→ SUPPLIED MATERIAL
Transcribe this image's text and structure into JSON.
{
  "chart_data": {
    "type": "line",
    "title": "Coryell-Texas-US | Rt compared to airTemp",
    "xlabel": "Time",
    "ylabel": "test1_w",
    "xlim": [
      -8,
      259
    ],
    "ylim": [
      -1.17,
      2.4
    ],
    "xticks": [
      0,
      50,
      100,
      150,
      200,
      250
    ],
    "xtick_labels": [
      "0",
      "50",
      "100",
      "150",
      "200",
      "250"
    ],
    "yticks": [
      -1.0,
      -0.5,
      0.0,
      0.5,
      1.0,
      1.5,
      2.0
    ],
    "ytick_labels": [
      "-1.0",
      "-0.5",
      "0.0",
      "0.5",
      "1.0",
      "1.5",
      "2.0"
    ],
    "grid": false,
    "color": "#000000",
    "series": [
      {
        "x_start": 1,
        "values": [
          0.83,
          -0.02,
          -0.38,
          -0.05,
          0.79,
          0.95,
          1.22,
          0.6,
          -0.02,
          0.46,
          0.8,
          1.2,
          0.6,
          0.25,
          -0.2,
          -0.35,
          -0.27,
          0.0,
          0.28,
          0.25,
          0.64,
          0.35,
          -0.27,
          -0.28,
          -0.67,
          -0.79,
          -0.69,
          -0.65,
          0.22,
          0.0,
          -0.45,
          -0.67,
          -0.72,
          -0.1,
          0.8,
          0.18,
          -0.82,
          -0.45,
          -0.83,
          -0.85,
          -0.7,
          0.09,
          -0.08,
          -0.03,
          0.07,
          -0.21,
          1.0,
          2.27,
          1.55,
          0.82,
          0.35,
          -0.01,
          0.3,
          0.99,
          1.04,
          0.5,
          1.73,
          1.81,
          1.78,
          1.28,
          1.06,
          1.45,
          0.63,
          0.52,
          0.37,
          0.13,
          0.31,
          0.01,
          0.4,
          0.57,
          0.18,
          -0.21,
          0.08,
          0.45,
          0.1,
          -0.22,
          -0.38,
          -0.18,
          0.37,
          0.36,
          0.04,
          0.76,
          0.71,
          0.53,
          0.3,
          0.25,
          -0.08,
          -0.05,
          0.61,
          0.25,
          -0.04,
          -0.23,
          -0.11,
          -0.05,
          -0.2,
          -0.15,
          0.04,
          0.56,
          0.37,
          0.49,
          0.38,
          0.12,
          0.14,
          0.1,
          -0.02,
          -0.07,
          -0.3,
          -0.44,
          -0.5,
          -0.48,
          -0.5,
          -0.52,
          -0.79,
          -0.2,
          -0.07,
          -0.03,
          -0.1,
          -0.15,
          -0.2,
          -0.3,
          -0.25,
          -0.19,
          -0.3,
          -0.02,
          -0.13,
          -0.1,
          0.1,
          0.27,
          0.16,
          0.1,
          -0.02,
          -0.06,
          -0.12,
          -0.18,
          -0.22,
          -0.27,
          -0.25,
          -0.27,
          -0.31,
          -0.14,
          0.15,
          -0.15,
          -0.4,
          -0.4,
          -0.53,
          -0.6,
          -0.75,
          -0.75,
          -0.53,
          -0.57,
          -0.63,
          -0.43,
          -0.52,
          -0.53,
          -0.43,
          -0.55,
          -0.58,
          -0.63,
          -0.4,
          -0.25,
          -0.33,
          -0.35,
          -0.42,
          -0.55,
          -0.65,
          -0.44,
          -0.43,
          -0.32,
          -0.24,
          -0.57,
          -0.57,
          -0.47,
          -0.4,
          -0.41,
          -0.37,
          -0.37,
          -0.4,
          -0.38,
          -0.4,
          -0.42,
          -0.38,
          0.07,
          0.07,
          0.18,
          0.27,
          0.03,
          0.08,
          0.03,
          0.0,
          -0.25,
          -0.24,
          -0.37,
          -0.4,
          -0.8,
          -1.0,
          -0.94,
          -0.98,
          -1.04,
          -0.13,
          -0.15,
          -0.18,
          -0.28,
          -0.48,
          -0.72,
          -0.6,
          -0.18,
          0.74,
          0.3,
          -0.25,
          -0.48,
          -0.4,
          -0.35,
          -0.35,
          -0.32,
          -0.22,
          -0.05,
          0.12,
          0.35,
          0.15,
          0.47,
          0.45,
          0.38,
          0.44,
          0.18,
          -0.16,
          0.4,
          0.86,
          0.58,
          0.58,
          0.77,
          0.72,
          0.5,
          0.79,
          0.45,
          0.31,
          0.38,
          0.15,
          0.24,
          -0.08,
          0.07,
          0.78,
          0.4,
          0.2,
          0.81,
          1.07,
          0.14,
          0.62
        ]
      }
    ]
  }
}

→ PROMPT
Print all of the data exactly as it was given.

→ THE SOLUTION
Transcribe this image's text and structure into JSON.
{
  "chart_data": {
    "type": "line",
    "title": "Coryell-Texas-US | Rt compared to airTemp",
    "xlabel": "Time",
    "ylabel": "test1_w",
    "xlim": [
      -8,
      259
    ],
    "ylim": [
      -1.17,
      2.4
    ],
    "xticks": [
      0,
      50,
      100,
      150,
      200,
      250
    ],
    "xtick_labels": [
      "0",
      "50",
      "100",
      "150",
      "200",
      "250"
    ],
    "yticks": [
      -1.0,
      -0.5,
      0.0,
      0.5,
      1.0,
      1.5,
      2.0
    ],
    "ytick_labels": [
      "-1.0",
      "-0.5",
      "0.0",
      "0.5",
      "1.0",
      "1.5",
      "2.0"
    ],
    "grid": false,
    "color": "#000000",
    "series": [
      {
        "x_start": 1,
        "values": [
          0.83,
          -0.02,
          -0.38,
          -0.05,
          0.79,
          0.95,
          1.22,
          0.6,
          -0.02,
          0.46,
          0.8,
          1.2,
          0.6,
          0.25,
          -0.2,
          -0.35,
          -0.27,
          0.0,
          0.28,
          0.25,
          0.64,
          0.35,
          -0.27,
          -0.28,
          -0.67,
          -0.79,
          -0.69,
          -0.65,
          0.22,
          0.0,
          -0.45,
          -0.67,
          -0.72,
          -0.1,
          0.8,
          0.18,
          -0.82,
          -0.45,
          -0.83,
          -0.85,
          -0.7,
          0.09,
          -0.08,
          -0.03,
          0.07,
          -0.21,
          1.0,
          2.27,
          1.55,
          0.82,
          0.35,
          -0.01,
          0.3,
          0.99,
          1.04,
          0.5,
          1.73,
          1.81,
          1.78,
          1.28,
          1.06,
          1.45,
          0.63,
          0.52,
          0.37,
          0.13,
          0.31,
          0.01,
          0.4,
          0.57,
          0.18,
          -0.21,
          0.08,
          0.45,
          0.1,
          -0.22,
          -0.38,
          -0.18,
          0.37,
          0.36,
          0.04,
          0.76,
          0.71,
          0.53,
          0.3,
          0.25,
          -0.08,
          -0.05,
          0.61,
          0.25,
          -0.04,
          -0.23,
          -0.11,
          -0.05,
          -0.2,
          -0.15,
          0.04,
          0.56,
          0.37,
          0.49,
          0.38,
          0.12,
          0.14,
          0.1,
          -0.02,
          -0.07,
          -0.3,
          -0.44,
          -0.5,
          -0.48,
          -0.5,
          -0.52,
          -0.79,
          -0.2,
          -0.07,
          -0.03,
          -0.1,
          -0.15,
          -0.2,
          -0.3,
          -0.25,
          -0.19,
          -0.3,
          -0.02,
          -0.13,
          -0.1,
          0.1,
          0.27,
          0.16,
          0.1,
          -0.02,
          -0.06,
          -0.12,
          -0.18,
          -0.22,
          -0.27,
          -0.25,
          -0.27,
          -0.31,
          -0.14,
          0.15,
          -0.15,
          -0.4,
          -0.4,
          -0.53,
          -0.6,
          -0.75,
          -0.75,
          -0.53,
          -0.57,
          -0.63,
          -0.43,
          -0.52,
          -0.53,
          -0.43,
          -0.55,
          -0.58,
          -0.63,
          -0.4,
          -0.25,
          -0.33,
          -0.35,
          -0.42,
          -0.55,
          -0.65,
          -0.44,
          -0.43,
          -0.32,
          -0.24,
          -0.57,
          -0.57,
          -0.47,
          -0.4,
          -0.41,
          -0.37,
          -0.37,
          -0.4,
          -0.38,
          -0.4,
          -0.42,
          -0.38,
          0.07,
          0.07,
          0.18,
          0.27,
          0.03,
          0.08,
          0.03,
          0.0,
          -0.25,
          -0.24,
          -0.37,
          -0.4,
          -0.8,
          -1.0,
          -0.94,
          -0.98,
          -1.04,
          -0.13,
          -0.15,
          -0.18,
          -0.28,
          -0.48,
          -0.72,
          -0.6,
          -0.18,
          0.74,
          0.3,
          -0.25,
          -0.48,
          -0.4,
          -0.35,
          -0.35,
          -0.32,
          -0.22,
          -0.05,
          0.12,
          0.35,
          0.15,
          0.47,
          0.45,
          0.38,
          0.44,
          0.18,
          -0.16,
          0.4,
          0.86,
          0.58,
          0.58,
          0.77,
          0.72,
          0.5,
          0.79,
          0.45,
          0.31,
          0.38,
          0.15,
          0.24,
          -0.08,
          0.07,
          0.78,
          0.4,
          0.2,
          0.81,
          1.07,
          0.14,
          0.62
        ]
      }
    ]
  }
}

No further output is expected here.